■ Goal ■
Copy everything in the records from the line containing "Segment this screenshot: for" down to the line containing "row-label: 7. Nåverdi", both lines included.

■ Given records ■
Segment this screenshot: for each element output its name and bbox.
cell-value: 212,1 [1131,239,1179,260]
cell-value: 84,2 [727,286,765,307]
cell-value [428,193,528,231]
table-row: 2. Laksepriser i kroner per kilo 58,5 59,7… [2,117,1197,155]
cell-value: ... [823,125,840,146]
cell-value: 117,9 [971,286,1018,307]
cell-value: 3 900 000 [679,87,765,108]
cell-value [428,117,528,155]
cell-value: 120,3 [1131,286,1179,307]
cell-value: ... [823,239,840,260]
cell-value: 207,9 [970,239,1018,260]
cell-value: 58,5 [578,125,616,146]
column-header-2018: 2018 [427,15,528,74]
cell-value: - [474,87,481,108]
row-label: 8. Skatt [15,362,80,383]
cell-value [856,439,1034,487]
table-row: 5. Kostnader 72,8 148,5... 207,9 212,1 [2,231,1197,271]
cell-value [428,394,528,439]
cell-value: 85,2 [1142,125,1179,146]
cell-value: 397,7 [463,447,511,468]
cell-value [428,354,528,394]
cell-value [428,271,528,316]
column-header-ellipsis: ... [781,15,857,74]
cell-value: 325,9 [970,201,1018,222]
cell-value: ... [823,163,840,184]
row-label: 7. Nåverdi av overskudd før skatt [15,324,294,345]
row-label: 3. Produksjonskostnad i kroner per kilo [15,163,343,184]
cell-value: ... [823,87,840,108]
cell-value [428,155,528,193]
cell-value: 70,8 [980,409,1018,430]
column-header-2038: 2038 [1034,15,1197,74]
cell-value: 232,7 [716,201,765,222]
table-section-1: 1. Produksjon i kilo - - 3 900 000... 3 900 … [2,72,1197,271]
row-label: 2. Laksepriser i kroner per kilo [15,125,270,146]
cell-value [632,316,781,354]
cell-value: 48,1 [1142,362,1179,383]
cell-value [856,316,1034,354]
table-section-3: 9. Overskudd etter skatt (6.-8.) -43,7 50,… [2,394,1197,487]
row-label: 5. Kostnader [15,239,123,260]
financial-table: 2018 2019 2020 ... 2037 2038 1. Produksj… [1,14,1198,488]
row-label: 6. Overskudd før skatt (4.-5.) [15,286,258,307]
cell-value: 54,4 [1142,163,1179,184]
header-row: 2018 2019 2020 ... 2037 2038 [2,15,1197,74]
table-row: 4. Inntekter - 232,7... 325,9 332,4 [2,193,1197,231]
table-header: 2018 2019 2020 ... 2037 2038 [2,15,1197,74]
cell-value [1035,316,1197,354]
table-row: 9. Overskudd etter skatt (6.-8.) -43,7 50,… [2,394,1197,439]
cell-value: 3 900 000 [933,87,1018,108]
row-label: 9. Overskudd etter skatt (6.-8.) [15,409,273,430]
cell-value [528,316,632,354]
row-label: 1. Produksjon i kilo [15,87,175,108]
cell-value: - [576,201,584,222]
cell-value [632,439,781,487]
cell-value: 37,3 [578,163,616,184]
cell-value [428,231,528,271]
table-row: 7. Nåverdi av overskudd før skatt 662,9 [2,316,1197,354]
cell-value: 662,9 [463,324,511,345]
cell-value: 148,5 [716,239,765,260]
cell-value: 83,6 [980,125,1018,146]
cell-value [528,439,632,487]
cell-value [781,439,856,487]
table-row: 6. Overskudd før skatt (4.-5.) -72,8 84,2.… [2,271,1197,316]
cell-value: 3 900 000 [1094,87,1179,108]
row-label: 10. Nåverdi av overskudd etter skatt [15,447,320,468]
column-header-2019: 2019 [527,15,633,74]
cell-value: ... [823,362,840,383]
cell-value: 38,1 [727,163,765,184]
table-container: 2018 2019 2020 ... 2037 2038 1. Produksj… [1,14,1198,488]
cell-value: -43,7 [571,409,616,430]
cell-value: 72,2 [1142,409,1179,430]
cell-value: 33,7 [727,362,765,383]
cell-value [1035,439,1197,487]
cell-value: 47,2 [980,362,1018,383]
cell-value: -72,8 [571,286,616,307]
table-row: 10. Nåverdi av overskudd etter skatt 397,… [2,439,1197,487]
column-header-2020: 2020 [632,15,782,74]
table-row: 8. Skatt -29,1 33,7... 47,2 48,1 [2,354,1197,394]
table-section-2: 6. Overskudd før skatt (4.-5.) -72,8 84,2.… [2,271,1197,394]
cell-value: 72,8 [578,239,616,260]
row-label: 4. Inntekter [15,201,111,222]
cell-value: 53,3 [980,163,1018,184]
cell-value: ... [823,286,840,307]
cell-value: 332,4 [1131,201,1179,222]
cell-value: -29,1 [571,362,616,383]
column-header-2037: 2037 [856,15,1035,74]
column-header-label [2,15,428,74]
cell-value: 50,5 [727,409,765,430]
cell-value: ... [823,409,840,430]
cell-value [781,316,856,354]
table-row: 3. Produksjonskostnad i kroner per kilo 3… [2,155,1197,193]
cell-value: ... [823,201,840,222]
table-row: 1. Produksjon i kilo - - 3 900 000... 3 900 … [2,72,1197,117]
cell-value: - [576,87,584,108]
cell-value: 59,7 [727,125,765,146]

--

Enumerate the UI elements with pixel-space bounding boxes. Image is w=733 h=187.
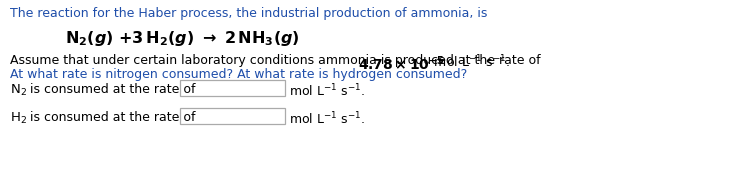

■ The solution ■
Segment this screenshot: for each element output its name and bbox.
cell-value: 212,1 [1131,239,1179,260]
cell-value: 84,2 [727,286,765,307]
cell-value [428,193,528,231]
table-row: 2. Laksepriser i kroner per kilo 58,5 59,7… [2,117,1197,155]
cell-value: ... [823,125,840,146]
cell-value: 117,9 [971,286,1018,307]
cell-value: 3 900 000 [679,87,765,108]
cell-value [428,117,528,155]
cell-value: 120,3 [1131,286,1179,307]
cell-value: ... [823,239,840,260]
cell-value: 207,9 [970,239,1018,260]
cell-value: 58,5 [578,125,616,146]
column-header-2018: 2018 [427,15,528,74]
cell-value: - [474,87,481,108]
row-label: 8. Skatt [15,362,80,383]
cell-value [856,439,1034,487]
table-row: 5. Kostnader 72,8 148,5... 207,9 212,1 [2,231,1197,271]
cell-value [428,394,528,439]
cell-value: 85,2 [1142,125,1179,146]
cell-value: 397,7 [463,447,511,468]
cell-value [428,354,528,394]
cell-value [428,271,528,316]
column-header-ellipsis: ... [781,15,857,74]
cell-value: 325,9 [970,201,1018,222]
cell-value: ... [823,163,840,184]
row-label: 7. Nåverdi av overskudd før skatt [15,324,294,345]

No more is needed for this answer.